Data records:
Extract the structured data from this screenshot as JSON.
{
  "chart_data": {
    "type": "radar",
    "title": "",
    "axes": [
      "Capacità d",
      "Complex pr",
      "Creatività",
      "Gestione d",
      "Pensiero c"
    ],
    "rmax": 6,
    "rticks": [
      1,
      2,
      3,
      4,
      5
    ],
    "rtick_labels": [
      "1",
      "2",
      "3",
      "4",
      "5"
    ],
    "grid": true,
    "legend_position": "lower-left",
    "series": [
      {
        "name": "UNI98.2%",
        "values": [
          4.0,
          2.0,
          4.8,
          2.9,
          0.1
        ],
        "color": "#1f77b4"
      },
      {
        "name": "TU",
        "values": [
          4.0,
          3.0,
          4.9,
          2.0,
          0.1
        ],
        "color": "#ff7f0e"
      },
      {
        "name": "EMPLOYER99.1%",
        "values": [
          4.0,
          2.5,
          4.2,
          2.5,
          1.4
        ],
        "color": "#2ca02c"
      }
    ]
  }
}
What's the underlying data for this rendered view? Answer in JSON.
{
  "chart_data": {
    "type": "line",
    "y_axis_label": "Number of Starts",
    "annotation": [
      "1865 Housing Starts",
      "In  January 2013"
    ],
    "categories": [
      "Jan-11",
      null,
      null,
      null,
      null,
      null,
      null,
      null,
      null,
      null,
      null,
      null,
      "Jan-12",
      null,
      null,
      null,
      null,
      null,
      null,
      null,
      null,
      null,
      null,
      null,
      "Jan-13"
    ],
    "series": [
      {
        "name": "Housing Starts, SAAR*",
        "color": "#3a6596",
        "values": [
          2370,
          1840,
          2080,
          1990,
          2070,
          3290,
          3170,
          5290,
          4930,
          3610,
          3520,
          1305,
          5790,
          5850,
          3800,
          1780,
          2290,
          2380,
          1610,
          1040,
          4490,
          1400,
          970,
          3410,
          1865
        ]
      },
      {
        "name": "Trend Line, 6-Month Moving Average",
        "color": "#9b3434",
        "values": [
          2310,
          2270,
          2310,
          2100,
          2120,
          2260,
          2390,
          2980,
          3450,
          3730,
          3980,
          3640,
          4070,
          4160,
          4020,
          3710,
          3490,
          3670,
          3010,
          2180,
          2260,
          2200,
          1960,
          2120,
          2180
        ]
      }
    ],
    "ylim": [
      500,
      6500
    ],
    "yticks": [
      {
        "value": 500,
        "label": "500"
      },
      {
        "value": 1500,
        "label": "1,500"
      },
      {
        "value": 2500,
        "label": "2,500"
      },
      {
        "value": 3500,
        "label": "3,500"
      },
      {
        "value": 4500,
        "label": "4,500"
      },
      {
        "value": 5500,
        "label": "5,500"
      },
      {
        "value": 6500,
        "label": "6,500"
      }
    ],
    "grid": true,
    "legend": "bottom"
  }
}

==

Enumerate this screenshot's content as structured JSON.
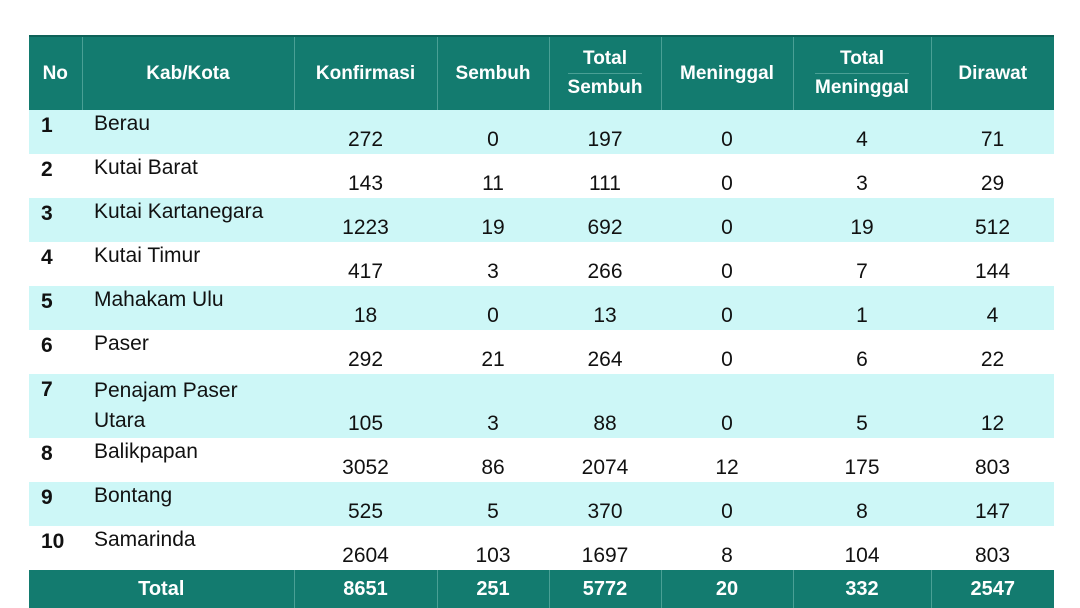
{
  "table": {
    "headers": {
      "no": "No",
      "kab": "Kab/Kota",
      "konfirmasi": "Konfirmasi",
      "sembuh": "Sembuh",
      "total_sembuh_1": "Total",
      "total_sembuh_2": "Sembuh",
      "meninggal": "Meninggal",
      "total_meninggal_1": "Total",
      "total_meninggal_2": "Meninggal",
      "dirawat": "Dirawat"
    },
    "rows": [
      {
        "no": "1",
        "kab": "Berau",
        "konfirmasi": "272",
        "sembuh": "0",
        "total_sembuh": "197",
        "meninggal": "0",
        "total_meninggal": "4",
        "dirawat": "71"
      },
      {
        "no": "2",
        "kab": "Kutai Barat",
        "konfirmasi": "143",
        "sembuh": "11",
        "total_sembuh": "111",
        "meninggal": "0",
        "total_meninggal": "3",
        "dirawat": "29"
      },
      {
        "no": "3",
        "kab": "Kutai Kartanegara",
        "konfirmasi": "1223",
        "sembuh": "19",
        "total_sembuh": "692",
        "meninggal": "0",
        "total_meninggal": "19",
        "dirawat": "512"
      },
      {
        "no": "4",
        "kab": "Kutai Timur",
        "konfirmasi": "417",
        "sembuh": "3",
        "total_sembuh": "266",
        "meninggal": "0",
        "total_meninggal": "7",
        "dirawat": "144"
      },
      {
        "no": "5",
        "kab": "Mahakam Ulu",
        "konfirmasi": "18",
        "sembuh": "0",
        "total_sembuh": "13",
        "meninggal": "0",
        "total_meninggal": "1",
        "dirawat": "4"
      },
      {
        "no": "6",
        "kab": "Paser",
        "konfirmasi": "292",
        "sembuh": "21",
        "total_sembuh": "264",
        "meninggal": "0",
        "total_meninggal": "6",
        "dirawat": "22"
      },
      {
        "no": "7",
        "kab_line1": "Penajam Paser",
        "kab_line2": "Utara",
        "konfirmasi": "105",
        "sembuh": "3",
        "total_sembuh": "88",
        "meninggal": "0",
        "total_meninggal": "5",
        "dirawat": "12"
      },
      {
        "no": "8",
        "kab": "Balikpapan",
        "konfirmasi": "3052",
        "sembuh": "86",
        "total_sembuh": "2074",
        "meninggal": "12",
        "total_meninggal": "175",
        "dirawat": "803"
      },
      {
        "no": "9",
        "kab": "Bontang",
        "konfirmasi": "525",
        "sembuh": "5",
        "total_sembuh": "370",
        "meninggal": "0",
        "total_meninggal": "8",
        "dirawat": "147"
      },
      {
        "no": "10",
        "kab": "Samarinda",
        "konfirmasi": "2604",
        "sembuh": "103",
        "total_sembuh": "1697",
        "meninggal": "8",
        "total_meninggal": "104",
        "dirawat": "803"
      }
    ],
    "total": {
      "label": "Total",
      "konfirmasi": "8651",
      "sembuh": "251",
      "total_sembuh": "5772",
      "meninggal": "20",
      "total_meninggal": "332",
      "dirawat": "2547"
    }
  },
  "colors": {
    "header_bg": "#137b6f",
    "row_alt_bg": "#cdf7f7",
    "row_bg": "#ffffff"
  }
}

** Do this **
Copy whichever lines in the listing above contain the word "dirawat".

** Answer below **
      "dirawat": "Dirawat"
        "dirawat": "71"
        "dirawat": "29"
        "dirawat": "512"
        "dirawat": "144"
        "dirawat": "4"
        "dirawat": "22"
        "dirawat": "12"
        "dirawat": "803"
        "dirawat": "147"
        "dirawat": "803"
      "dirawat": "2547"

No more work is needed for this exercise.